» WHAT YOU ARE ASKED TO DO: Drop every picture, then transcribe the remaining data exactly.

<<<<

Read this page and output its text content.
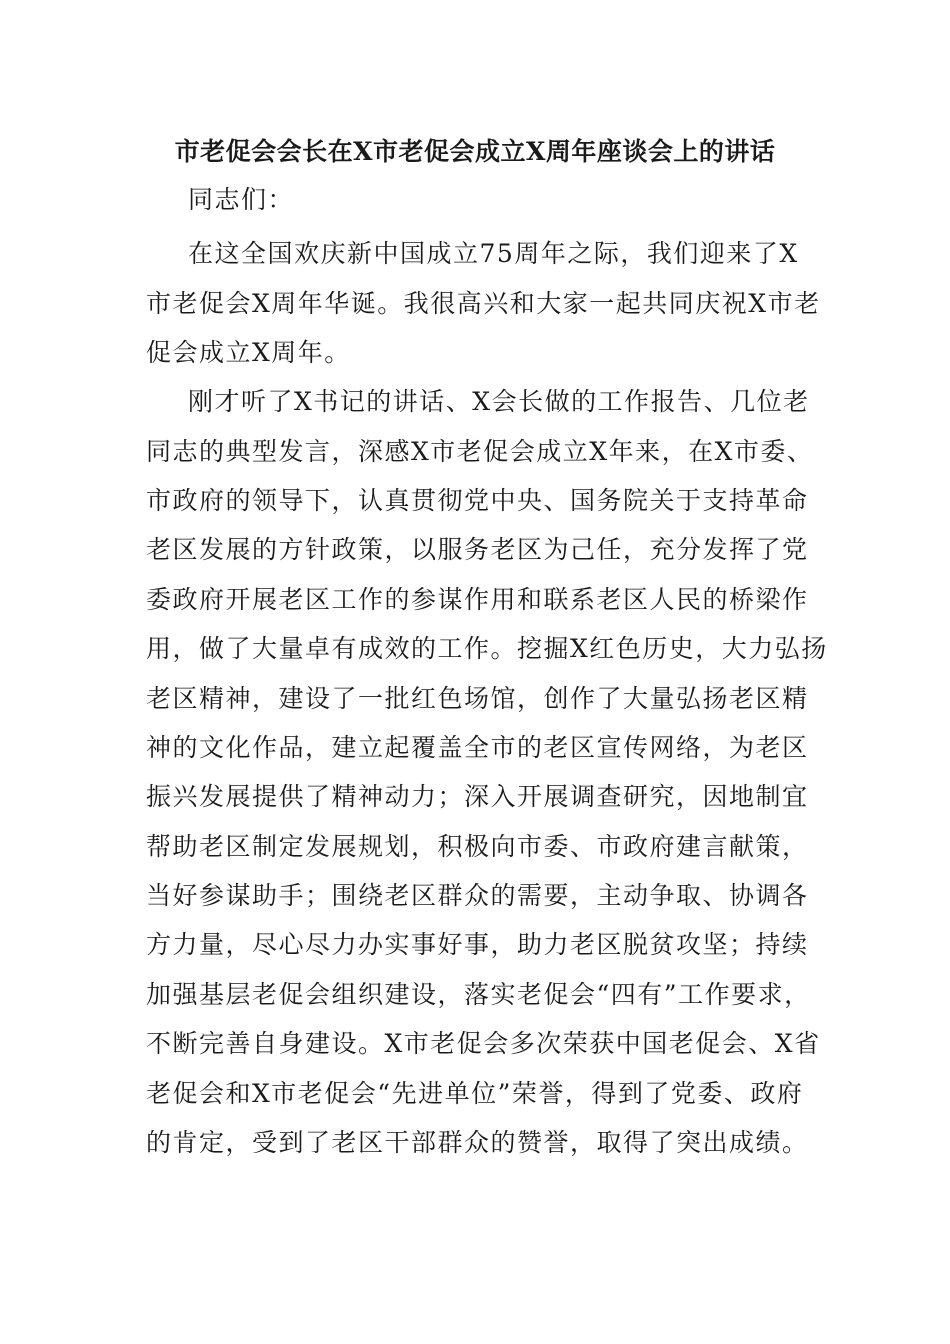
市老促会会长在X市老促会成立X周年座谈会上的讲话
同志们：
在这全国欢庆新中国成立75周年之际，我们迎来了X
市老促会X周年华诞。我很高兴和大家一起共同庆祝X市老
促会成立X周年。
刚才听了X书记的讲话、X会长做的工作报告、几位老
同志的典型发言，深感X市老促会成立X年来，在X市委、
市政府的领导下，认真贯彻党中央、国务院关于支持革命
老区发展的方针政策，以服务老区为己任，充分发挥了党
委政府开展老区工作的参谋作用和联系老区人民的桥梁作
用，做了大量卓有成效的工作。挖掘X红色历史，大力弘扬
老区精神，建设了一批红色场馆，创作了大量弘扬老区精
神的文化作品，建立起覆盖全市的老区宣传网络，为老区
振兴发展提供了精神动力；深入开展调查研究，因地制宜
帮助老区制定发展规划，积极向市委、市政府建言献策，
当好参谋助手；围绕老区群众的需要，主动争取、协调各
方力量，尽心尽力办实事好事，助力老区脱贫攻坚；持续
加强基层老促会组织建设，落实老促会“四有”工作要求，
不断完善自身建设。X市老促会多次荣获中国老促会、X省
老促会和X市老促会“先进单位”荣誉，得到了党委、政府
的肯定，受到了老区干部群众的赞誉，取得了突出成绩。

>>>>

» TASK SOLUTION:
Read this page and output its text content.
市老促会会长在X市老促会成立X周年座谈会上的讲话
同志们：
在这全国欢庆新中国成立75周年之际，我们迎来了X
市老促会X周年华诞。我很高兴和大家一起共同庆祝X市老
促会成立X周年。
刚才听了X书记的讲话、X会长做的工作报告、几位老
同志的典型发言，深感X市老促会成立X年来，在X市委、
市政府的领导下，认真贯彻党中央、国务院关于支持革命
老区发展的方针政策，以服务老区为己任，充分发挥了党
委政府开展老区工作的参谋作用和联系老区人民的桥梁作
用，做了大量卓有成效的工作。挖掘X红色历史，大力弘扬
老区精神，建设了一批红色场馆，创作了大量弘扬老区精
神的文化作品，建立起覆盖全市的老区宣传网络，为老区
振兴发展提供了精神动力；深入开展调查研究，因地制宜
帮助老区制定发展规划，积极向市委、市政府建言献策，
当好参谋助手；围绕老区群众的需要，主动争取、协调各
方力量，尽心尽力办实事好事，助力老区脱贫攻坚；持续
加强基层老促会组织建设，落实老促会“四有”工作要求，
不断完善自身建设。X市老促会多次荣获中国老促会、X省
老促会和X市老促会“先进单位”荣誉，得到了党委、政府
的肯定，受到了老区干部群众的赞誉，取得了突出成绩。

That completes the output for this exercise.